◆ Short problem: Quote, without change, all of the lines that follow.

◆ Data shown:
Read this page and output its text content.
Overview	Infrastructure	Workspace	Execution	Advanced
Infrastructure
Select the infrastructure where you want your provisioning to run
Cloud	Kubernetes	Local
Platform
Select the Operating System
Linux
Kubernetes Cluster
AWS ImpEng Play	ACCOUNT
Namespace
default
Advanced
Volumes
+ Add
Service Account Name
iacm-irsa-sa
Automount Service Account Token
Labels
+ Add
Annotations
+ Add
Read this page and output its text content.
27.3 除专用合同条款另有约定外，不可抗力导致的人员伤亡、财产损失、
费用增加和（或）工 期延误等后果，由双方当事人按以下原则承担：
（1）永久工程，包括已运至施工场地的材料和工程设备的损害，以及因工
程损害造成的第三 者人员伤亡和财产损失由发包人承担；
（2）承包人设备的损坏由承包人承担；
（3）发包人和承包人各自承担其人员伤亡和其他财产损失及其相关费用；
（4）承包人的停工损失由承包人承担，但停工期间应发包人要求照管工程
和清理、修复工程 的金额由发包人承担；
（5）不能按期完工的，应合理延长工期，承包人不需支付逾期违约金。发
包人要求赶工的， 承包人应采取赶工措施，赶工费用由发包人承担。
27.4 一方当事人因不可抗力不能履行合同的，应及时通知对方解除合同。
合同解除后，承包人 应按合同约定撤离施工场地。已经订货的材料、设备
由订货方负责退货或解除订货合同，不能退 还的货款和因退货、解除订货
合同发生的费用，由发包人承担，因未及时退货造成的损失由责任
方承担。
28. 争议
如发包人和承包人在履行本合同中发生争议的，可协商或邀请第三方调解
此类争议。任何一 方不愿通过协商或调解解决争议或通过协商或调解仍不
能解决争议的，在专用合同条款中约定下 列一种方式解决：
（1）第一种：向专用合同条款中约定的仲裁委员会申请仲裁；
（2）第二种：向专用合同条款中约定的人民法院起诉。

◆ Task response:
Read this page and output its text content.
Overview	Infrastructure	Workspace	Execution	Advanced
Infrastructure
Select the infrastructure where you want your provisioning to run
Cloud	Kubernetes	Local
Platform
Select the Operating System
Linux
Kubernetes Cluster
AWS ImpEng Play	ACCOUNT
Namespace
default
Advanced
Volumes
+ Add
Service Account Name
iacm-irsa-sa
Automount Service Account Token
Labels
+ Add
Annotations
+ Add
Read this page and output its text content.
27.3 除专用合同条款另有约定外，不可抗力导致的人员伤亡、财产损失、
费用增加和（或）工 期延误等后果，由双方当事人按以下原则承担：
（1）永久工程，包括已运至施工场地的材料和工程设备的损害，以及因工
程损害造成的第三 者人员伤亡和财产损失由发包人承担；
（2）承包人设备的损坏由承包人承担；
（3）发包人和承包人各自承担其人员伤亡和其他财产损失及其相关费用；
（4）承包人的停工损失由承包人承担，但停工期间应发包人要求照管工程
和清理、修复工程 的金额由发包人承担；
（5）不能按期完工的，应合理延长工期，承包人不需支付逾期违约金。发
包人要求赶工的， 承包人应采取赶工措施，赶工费用由发包人承担。
27.4 一方当事人因不可抗力不能履行合同的，应及时通知对方解除合同。
合同解除后，承包人 应按合同约定撤离施工场地。已经订货的材料、设备
由订货方负责退货或解除订货合同，不能退 还的货款和因退货、解除订货
合同发生的费用，由发包人承担，因未及时退货造成的损失由责任
方承担。
28. 争议
如发包人和承包人在履行本合同中发生争议的，可协商或邀请第三方调解
此类争议。任何一 方不愿通过协商或调解解决争议或通过协商或调解仍不
能解决争议的，在专用合同条款中约定下 列一种方式解决：
（1）第一种：向专用合同条款中约定的仲裁委员会申请仲裁；
（2）第二种：向专用合同条款中约定的人民法院起诉。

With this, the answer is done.